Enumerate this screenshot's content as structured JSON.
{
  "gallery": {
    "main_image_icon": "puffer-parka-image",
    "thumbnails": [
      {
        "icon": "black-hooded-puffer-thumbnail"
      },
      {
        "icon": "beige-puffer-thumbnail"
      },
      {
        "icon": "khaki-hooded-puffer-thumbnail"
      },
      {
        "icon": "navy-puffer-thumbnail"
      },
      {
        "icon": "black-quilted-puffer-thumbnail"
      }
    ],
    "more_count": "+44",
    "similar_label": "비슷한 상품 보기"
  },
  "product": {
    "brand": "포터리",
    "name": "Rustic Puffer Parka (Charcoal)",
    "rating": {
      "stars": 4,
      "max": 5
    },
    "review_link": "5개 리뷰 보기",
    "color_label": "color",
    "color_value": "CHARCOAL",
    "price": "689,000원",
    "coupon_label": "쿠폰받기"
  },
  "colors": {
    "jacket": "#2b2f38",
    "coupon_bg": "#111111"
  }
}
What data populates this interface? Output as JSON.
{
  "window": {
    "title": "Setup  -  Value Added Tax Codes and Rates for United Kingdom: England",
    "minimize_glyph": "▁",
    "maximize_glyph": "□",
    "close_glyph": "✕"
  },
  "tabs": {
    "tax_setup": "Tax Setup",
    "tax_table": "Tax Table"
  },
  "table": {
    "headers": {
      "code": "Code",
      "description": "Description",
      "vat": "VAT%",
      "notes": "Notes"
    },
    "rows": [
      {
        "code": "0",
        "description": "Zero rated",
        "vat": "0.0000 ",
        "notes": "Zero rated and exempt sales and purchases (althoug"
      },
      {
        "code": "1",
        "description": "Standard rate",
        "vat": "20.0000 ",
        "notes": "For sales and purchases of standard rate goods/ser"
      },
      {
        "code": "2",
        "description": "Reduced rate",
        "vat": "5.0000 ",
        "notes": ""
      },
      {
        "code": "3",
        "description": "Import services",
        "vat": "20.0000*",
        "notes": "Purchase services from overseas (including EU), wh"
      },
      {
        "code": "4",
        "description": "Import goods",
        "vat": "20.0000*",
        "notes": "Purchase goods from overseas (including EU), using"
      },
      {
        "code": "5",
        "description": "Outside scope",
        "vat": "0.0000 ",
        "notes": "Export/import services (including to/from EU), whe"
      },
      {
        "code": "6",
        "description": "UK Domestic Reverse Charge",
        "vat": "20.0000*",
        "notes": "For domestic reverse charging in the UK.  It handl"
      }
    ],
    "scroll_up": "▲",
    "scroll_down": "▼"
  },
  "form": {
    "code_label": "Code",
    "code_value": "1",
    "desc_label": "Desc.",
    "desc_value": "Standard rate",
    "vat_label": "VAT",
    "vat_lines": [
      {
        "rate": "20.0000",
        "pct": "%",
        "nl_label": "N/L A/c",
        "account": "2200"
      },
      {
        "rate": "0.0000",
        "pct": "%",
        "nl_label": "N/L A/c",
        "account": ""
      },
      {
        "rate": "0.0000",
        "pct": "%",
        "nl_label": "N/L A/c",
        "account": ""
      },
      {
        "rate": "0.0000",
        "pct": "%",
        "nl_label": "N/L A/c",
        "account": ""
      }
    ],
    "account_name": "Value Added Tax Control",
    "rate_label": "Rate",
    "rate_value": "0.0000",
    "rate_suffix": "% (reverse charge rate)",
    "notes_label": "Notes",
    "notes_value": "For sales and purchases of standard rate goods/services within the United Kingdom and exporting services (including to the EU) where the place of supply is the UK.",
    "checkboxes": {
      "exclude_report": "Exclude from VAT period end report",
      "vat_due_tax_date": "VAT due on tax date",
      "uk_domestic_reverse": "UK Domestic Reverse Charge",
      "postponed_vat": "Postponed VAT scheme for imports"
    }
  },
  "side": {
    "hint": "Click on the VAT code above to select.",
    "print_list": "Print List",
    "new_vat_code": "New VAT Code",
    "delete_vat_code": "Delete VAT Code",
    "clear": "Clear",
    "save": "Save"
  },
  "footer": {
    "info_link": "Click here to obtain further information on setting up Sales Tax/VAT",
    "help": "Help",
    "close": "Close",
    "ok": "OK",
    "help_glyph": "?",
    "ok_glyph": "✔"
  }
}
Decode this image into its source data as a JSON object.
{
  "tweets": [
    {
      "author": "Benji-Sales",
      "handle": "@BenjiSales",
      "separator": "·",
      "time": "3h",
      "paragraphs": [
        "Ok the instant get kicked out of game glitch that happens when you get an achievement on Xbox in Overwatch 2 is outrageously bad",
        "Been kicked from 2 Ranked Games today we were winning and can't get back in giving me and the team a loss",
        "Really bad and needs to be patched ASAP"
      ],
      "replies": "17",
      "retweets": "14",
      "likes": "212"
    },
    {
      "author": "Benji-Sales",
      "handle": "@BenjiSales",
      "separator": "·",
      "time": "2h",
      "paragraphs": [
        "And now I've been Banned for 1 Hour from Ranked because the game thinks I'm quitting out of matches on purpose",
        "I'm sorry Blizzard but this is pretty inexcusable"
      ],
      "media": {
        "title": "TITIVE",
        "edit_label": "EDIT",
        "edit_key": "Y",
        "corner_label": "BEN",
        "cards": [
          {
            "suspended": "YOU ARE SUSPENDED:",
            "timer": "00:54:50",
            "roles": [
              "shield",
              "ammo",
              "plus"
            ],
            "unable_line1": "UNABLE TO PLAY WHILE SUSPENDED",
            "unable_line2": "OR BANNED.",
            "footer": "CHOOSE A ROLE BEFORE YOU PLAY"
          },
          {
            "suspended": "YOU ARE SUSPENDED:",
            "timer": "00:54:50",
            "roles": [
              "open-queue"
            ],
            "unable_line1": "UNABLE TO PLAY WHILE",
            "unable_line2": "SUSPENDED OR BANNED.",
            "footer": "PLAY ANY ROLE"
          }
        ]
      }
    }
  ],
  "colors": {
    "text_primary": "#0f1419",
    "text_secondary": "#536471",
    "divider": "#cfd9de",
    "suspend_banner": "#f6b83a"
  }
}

Directions for this task: Copy out the full listing exactly.

Task answer:
Enumerate this screenshot's content as structured JSON.
{
  "gallery": {
    "main_image_icon": "puffer-parka-image",
    "thumbnails": [
      {
        "icon": "black-hooded-puffer-thumbnail"
      },
      {
        "icon": "beige-puffer-thumbnail"
      },
      {
        "icon": "khaki-hooded-puffer-thumbnail"
      },
      {
        "icon": "navy-puffer-thumbnail"
      },
      {
        "icon": "black-quilted-puffer-thumbnail"
      }
    ],
    "more_count": "+44",
    "similar_label": "비슷한 상품 보기"
  },
  "product": {
    "brand": "포터리",
    "name": "Rustic Puffer Parka (Charcoal)",
    "rating": {
      "stars": 4,
      "max": 5
    },
    "review_link": "5개 리뷰 보기",
    "color_label": "color",
    "color_value": "CHARCOAL",
    "price": "689,000원",
    "coupon_label": "쿠폰받기"
  },
  "colors": {
    "jacket": "#2b2f38",
    "coupon_bg": "#111111"
  }
}
What data populates this interface? Output as JSON.
{
  "window": {
    "title": "Setup  -  Value Added Tax Codes and Rates for United Kingdom: England",
    "minimize_glyph": "▁",
    "maximize_glyph": "□",
    "close_glyph": "✕"
  },
  "tabs": {
    "tax_setup": "Tax Setup",
    "tax_table": "Tax Table"
  },
  "table": {
    "headers": {
      "code": "Code",
      "description": "Description",
      "vat": "VAT%",
      "notes": "Notes"
    },
    "rows": [
      {
        "code": "0",
        "description": "Zero rated",
        "vat": "0.0000 ",
        "notes": "Zero rated and exempt sales and purchases (althoug"
      },
      {
        "code": "1",
        "description": "Standard rate",
        "vat": "20.0000 ",
        "notes": "For sales and purchases of standard rate goods/ser"
      },
      {
        "code": "2",
        "description": "Reduced rate",
        "vat": "5.0000 ",
        "notes": ""
      },
      {
        "code": "3",
        "description": "Import services",
        "vat": "20.0000*",
        "notes": "Purchase services from overseas (including EU), wh"
      },
      {
        "code": "4",
        "description": "Import goods",
        "vat": "20.0000*",
        "notes": "Purchase goods from overseas (including EU), using"
      },
      {
        "code": "5",
        "description": "Outside scope",
        "vat": "0.0000 ",
        "notes": "Export/import services (including to/from EU), whe"
      },
      {
        "code": "6",
        "description": "UK Domestic Reverse Charge",
        "vat": "20.0000*",
        "notes": "For domestic reverse charging in the UK.  It handl"
      }
    ],
    "scroll_up": "▲",
    "scroll_down": "▼"
  },
  "form": {
    "code_label": "Code",
    "code_value": "1",
    "desc_label": "Desc.",
    "desc_value": "Standard rate",
    "vat_label": "VAT",
    "vat_lines": [
      {
        "rate": "20.0000",
        "pct": "%",
        "nl_label": "N/L A/c",
        "account": "2200"
      },
      {
        "rate": "0.0000",
        "pct": "%",
        "nl_label": "N/L A/c",
        "account": ""
      },
      {
        "rate": "0.0000",
        "pct": "%",
        "nl_label": "N/L A/c",
        "account": ""
      },
      {
        "rate": "0.0000",
        "pct": "%",
        "nl_label": "N/L A/c",
        "account": ""
      }
    ],
    "account_name": "Value Added Tax Control",
    "rate_label": "Rate",
    "rate_value": "0.0000",
    "rate_suffix": "% (reverse charge rate)",
    "notes_label": "Notes",
    "notes_value": "For sales and purchases of standard rate goods/services within the United Kingdom and exporting services (including to the EU) where the place of supply is the UK.",
    "checkboxes": {
      "exclude_report": "Exclude from VAT period end report",
      "vat_due_tax_date": "VAT due on tax date",
      "uk_domestic_reverse": "UK Domestic Reverse Charge",
      "postponed_vat": "Postponed VAT scheme for imports"
    }
  },
  "side": {
    "hint": "Click on the VAT code above to select.",
    "print_list": "Print List",
    "new_vat_code": "New VAT Code",
    "delete_vat_code": "Delete VAT Code",
    "clear": "Clear",
    "save": "Save"
  },
  "footer": {
    "info_link": "Click here to obtain further information on setting up Sales Tax/VAT",
    "help": "Help",
    "close": "Close",
    "ok": "OK",
    "help_glyph": "?",
    "ok_glyph": "✔"
  }
}
Decode this image into its source data as a JSON object.
{
  "tweets": [
    {
      "author": "Benji-Sales",
      "handle": "@BenjiSales",
      "separator": "·",
      "time": "3h",
      "paragraphs": [
        "Ok the instant get kicked out of game glitch that happens when you get an achievement on Xbox in Overwatch 2 is outrageously bad",
        "Been kicked from 2 Ranked Games today we were winning and can't get back in giving me and the team a loss",
        "Really bad and needs to be patched ASAP"
      ],
      "replies": "17",
      "retweets": "14",
      "likes": "212"
    },
    {
      "author": "Benji-Sales",
      "handle": "@BenjiSales",
      "separator": "·",
      "time": "2h",
      "paragraphs": [
        "And now I've been Banned for 1 Hour from Ranked because the game thinks I'm quitting out of matches on purpose",
        "I'm sorry Blizzard but this is pretty inexcusable"
      ],
      "media": {
        "title": "TITIVE",
        "edit_label": "EDIT",
        "edit_key": "Y",
        "corner_label": "BEN",
        "cards": [
          {
            "suspended": "YOU ARE SUSPENDED:",
            "timer": "00:54:50",
            "roles": [
              "shield",
              "ammo",
              "plus"
            ],
            "unable_line1": "UNABLE TO PLAY WHILE SUSPENDED",
            "unable_line2": "OR BANNED.",
            "footer": "CHOOSE A ROLE BEFORE YOU PLAY"
          },
          {
            "suspended": "YOU ARE SUSPENDED:",
            "timer": "00:54:50",
            "roles": [
              "open-queue"
            ],
            "unable_line1": "UNABLE TO PLAY WHILE",
            "unable_line2": "SUSPENDED OR BANNED.",
            "footer": "PLAY ANY ROLE"
          }
        ]
      }
    }
  ],
  "colors": {
    "text_primary": "#0f1419",
    "text_secondary": "#536471",
    "divider": "#cfd9de",
    "suspend_banner": "#f6b83a"
  }
}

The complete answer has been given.